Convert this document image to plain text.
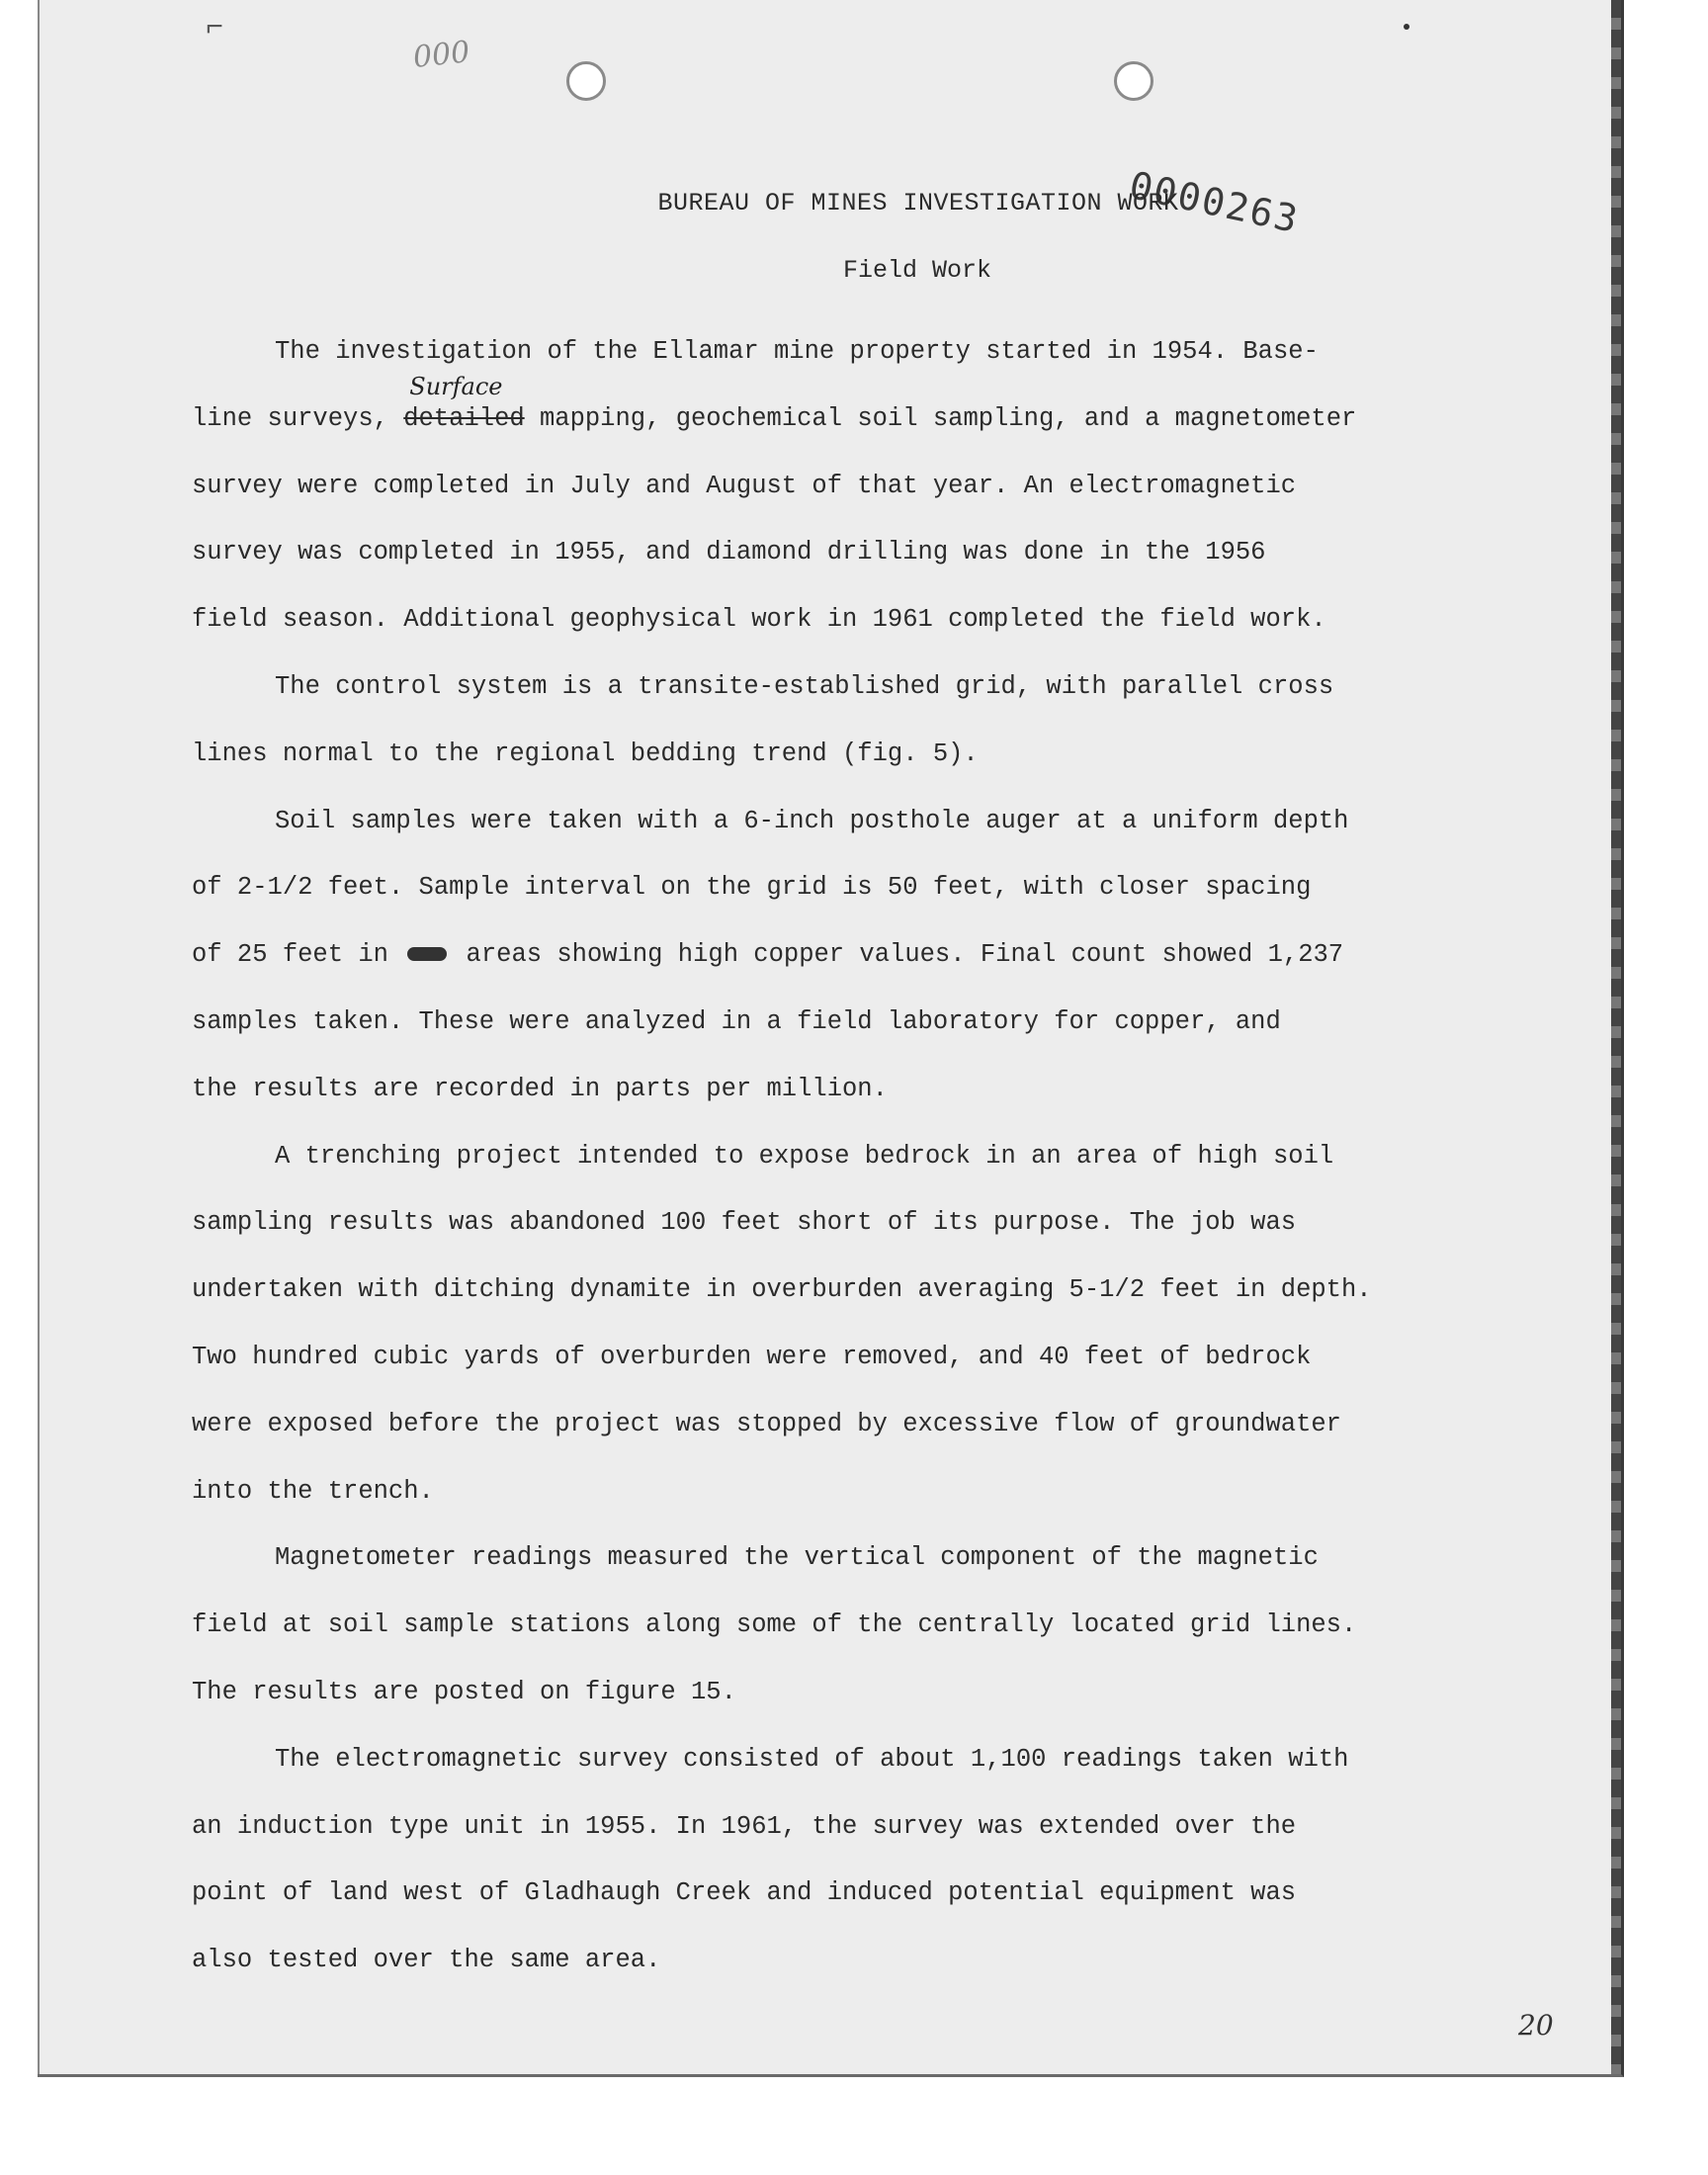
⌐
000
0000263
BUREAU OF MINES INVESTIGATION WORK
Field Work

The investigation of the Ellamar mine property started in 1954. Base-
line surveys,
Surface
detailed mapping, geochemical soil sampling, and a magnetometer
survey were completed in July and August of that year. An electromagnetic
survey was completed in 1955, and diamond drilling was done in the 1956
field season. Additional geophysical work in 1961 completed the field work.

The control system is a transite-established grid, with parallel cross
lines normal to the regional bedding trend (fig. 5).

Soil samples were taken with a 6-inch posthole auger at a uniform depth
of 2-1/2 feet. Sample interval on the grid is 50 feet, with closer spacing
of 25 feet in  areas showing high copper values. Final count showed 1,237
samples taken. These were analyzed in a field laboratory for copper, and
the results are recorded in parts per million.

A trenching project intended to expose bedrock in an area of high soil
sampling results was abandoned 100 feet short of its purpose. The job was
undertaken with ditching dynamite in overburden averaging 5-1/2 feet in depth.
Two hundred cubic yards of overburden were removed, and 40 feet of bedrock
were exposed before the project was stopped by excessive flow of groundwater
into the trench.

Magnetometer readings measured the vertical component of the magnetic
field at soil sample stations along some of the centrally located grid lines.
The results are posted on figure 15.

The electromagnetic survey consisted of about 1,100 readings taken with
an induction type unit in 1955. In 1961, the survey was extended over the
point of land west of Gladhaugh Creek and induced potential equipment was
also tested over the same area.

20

+++

Objective:
Read the entries and show each line that mentions "lines".

Result of the exercise:
lines normal to the regional bedding trend (fig. 5).
field at soil sample stations along some of the centrally located grid lines.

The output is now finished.